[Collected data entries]
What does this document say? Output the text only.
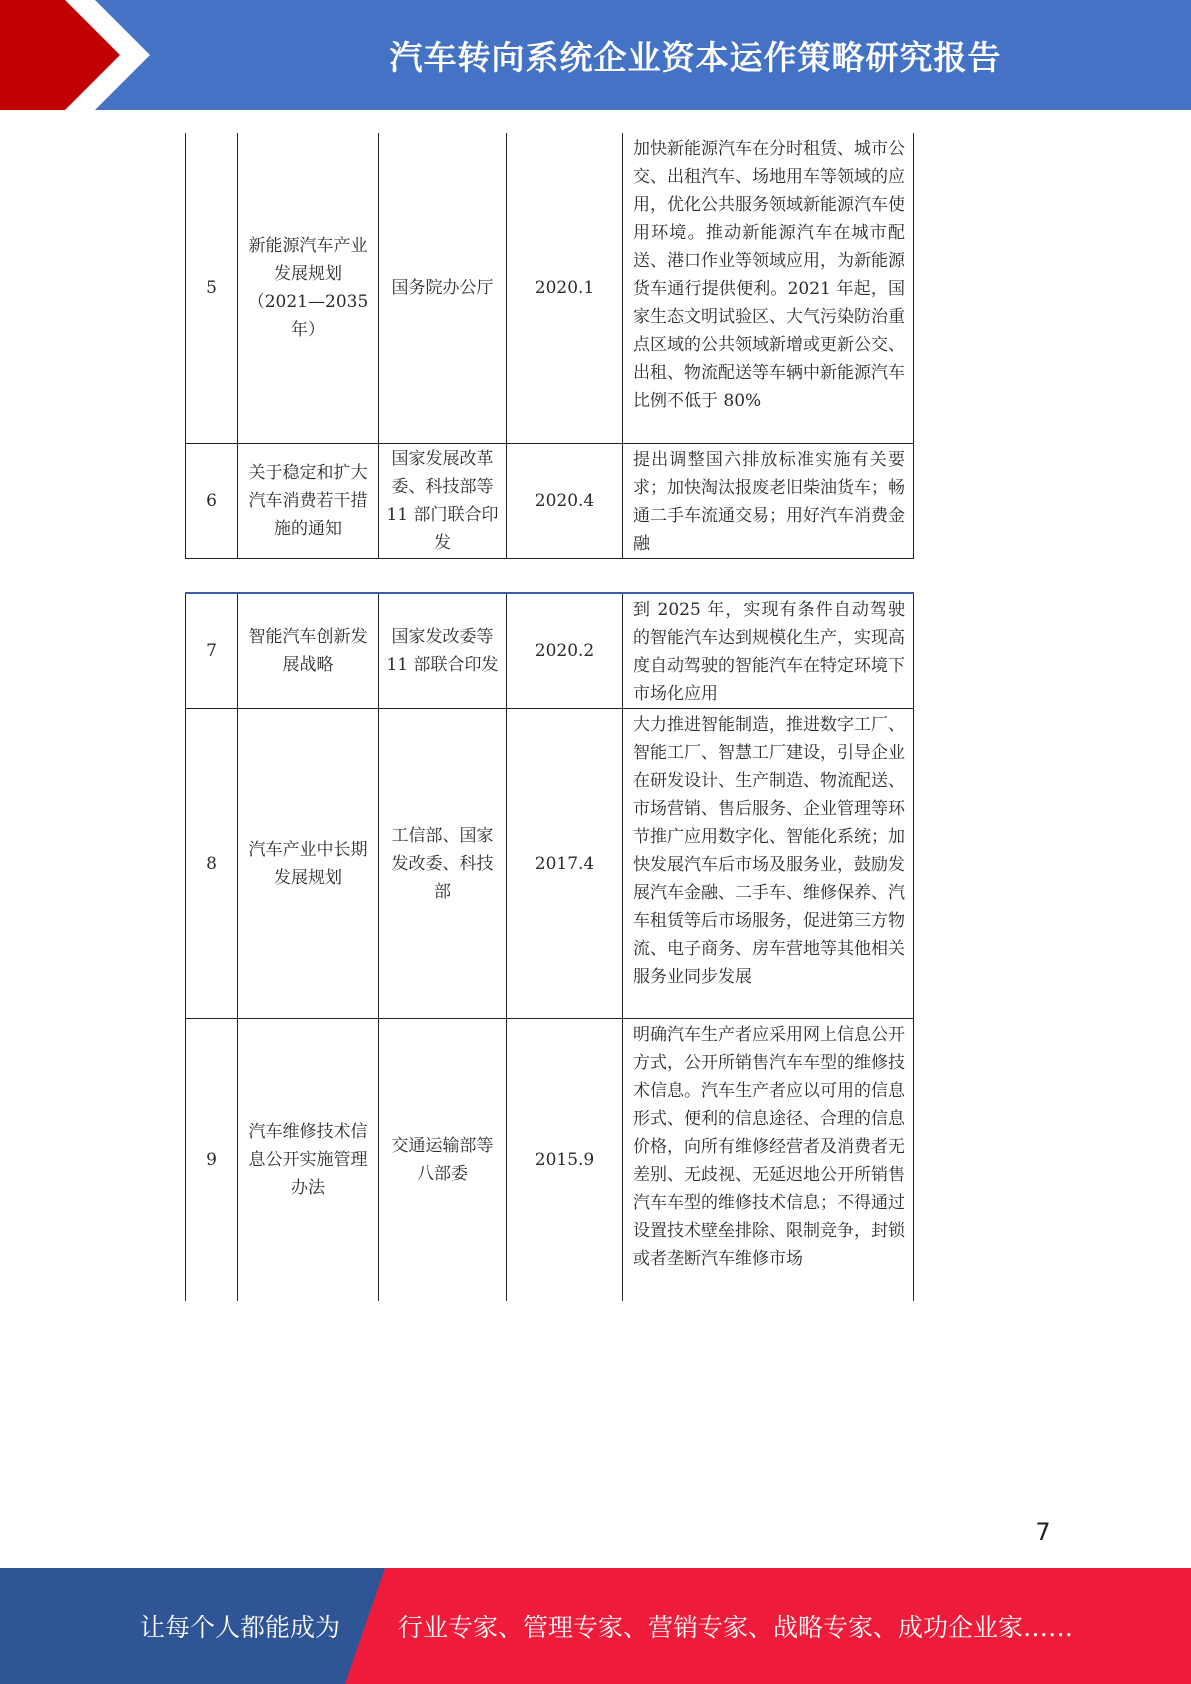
汽车转向系统企业资本运作策略研究报告
5	新能源汽车产业发展规划（2021—2035年）	国务院办公厅	2020.1	加快新能源汽车在分时租赁、城市公交、出租汽车、场地用车等领域的应用，优化公共服务领域新能源汽车使用环境。推动新能源汽车在城市配送、港口作业等领域应用，为新能源货车通行提供便利。2021 年起，国家生态文明试验区、大气污染防治重点区域的公共领域新增或更新公交、出租、物流配送等车辆中新能源汽车比例不低于 80%
6	关于稳定和扩大汽车消费若干措施的通知	国家发展改革委、科技部等 11 部门联合印发	2020.4	提出调整国六排放标准实施有关要求；加快淘汰报废老旧柴油货车；畅通二手车流通交易；用好汽车消费金融
7	智能汽车创新发展战略	国家发改委等 11 部联合印发	2020.2	到 2025 年，实现有条件自动驾驶的智能汽车达到规模化生产，实现高度自动驾驶的智能汽车在特定环境下市场化应用
8	汽车产业中长期发展规划	工信部、国家发改委、科技部	2017.4	大力推进智能制造，推进数字工厂、智能工厂、智慧工厂建设，引导企业在研发设计、生产制造、物流配送、市场营销、售后服务、企业管理等环节推广应用数字化、智能化系统；加快发展汽车后市场及服务业，鼓励发展汽车金融、二手车、维修保养、汽车租赁等后市场服务，促进第三方物流、电子商务、房车营地等其他相关服务业同步发展
9	汽车维修技术信息公开实施管理办法	交通运输部等八部委	2015.9	明确汽车生产者应采用网上信息公开方式，公开所销售汽车车型的维修技术信息。汽车生产者应以可用的信息形式、便利的信息途径、合理的信息价格，向所有维修经营者及消费者无差别、无歧视、无延迟地公开所销售汽车车型的维修技术信息；不得通过设置技术壁垒排除、限制竞争，封锁或者垄断汽车维修市场
7
让每个人都能成为 行业专家、管理专家、营销专家、战略专家、成功企业家……
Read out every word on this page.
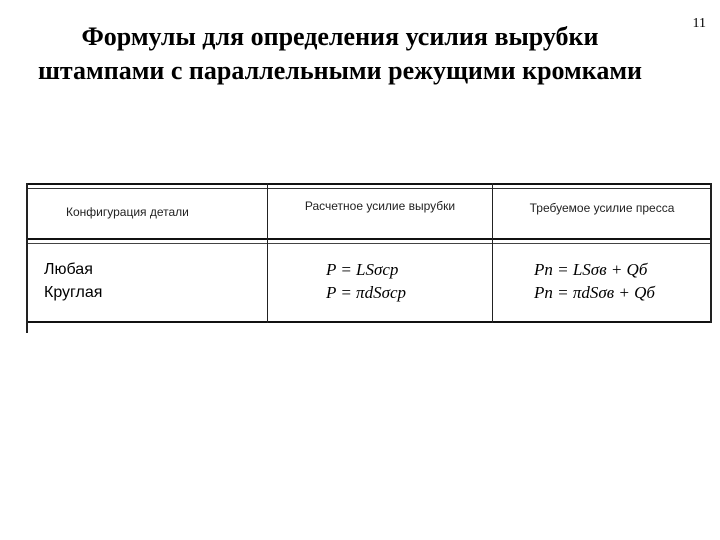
Формулы для определения усилия вырубки
штампами с параллельными режущими кромками
11
Конфигурация детали	Расчетное усилие вырубки	Требуемое усилие пресса
Любая
Круглая
P = LSσср
P = πdSσср
Pп = LSσв + Qб
Pп = πdSσв + Qб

• Exercise prompt
Each record above should be copied character for character, with pictures dropped.

• Exercise answer
What does this document say? Output the text only.
汽车转向系统企业资本运作策略研究报告
5	新能源汽车产业发展规划（2021—2035年）	国务院办公厅	2020.1	加快新能源汽车在分时租赁、城市公交、出租汽车、场地用车等领域的应用，优化公共服务领域新能源汽车使用环境。推动新能源汽车在城市配送、港口作业等领域应用，为新能源货车通行提供便利。2021 年起，国家生态文明试验区、大气污染防治重点区域的公共领域新增或更新公交、出租、物流配送等车辆中新能源汽车比例不低于 80%
6	关于稳定和扩大汽车消费若干措施的通知	国家发展改革委、科技部等 11 部门联合印发	2020.4	提出调整国六排放标准实施有关要求；加快淘汰报废老旧柴油货车；畅通二手车流通交易；用好汽车消费金融
7	智能汽车创新发展战略	国家发改委等 11 部联合印发	2020.2	到 2025 年，实现有条件自动驾驶的智能汽车达到规模化生产，实现高度自动驾驶的智能汽车在特定环境下市场化应用
8	汽车产业中长期发展规划	工信部、国家发改委、科技部	2017.4	大力推进智能制造，推进数字工厂、智能工厂、智慧工厂建设，引导企业在研发设计、生产制造、物流配送、市场营销、售后服务、企业管理等环节推广应用数字化、智能化系统；加快发展汽车后市场及服务业，鼓励发展汽车金融、二手车、维修保养、汽车租赁等后市场服务，促进第三方物流、电子商务、房车营地等其他相关服务业同步发展
9	汽车维修技术信息公开实施管理办法	交通运输部等八部委	2015.9	明确汽车生产者应采用网上信息公开方式，公开所销售汽车车型的维修技术信息。汽车生产者应以可用的信息形式、便利的信息途径、合理的信息价格，向所有维修经营者及消费者无差别、无歧视、无延迟地公开所销售汽车车型的维修技术信息；不得通过设置技术壁垒排除、限制竞争，封锁或者垄断汽车维修市场
7
让每个人都能成为 行业专家、管理专家、营销专家、战略专家、成功企业家……
Read out every word on this page.
Формулы для определения усилия вырубки
штампами с параллельными режущими кромками
11
Конфигурация детали	Расчетное усилие вырубки	Требуемое усилие пресса
Любая
Круглая
P = LSσср
P = πdSσср
Pп = LSσв + Qб
Pп = πdSσв + Qб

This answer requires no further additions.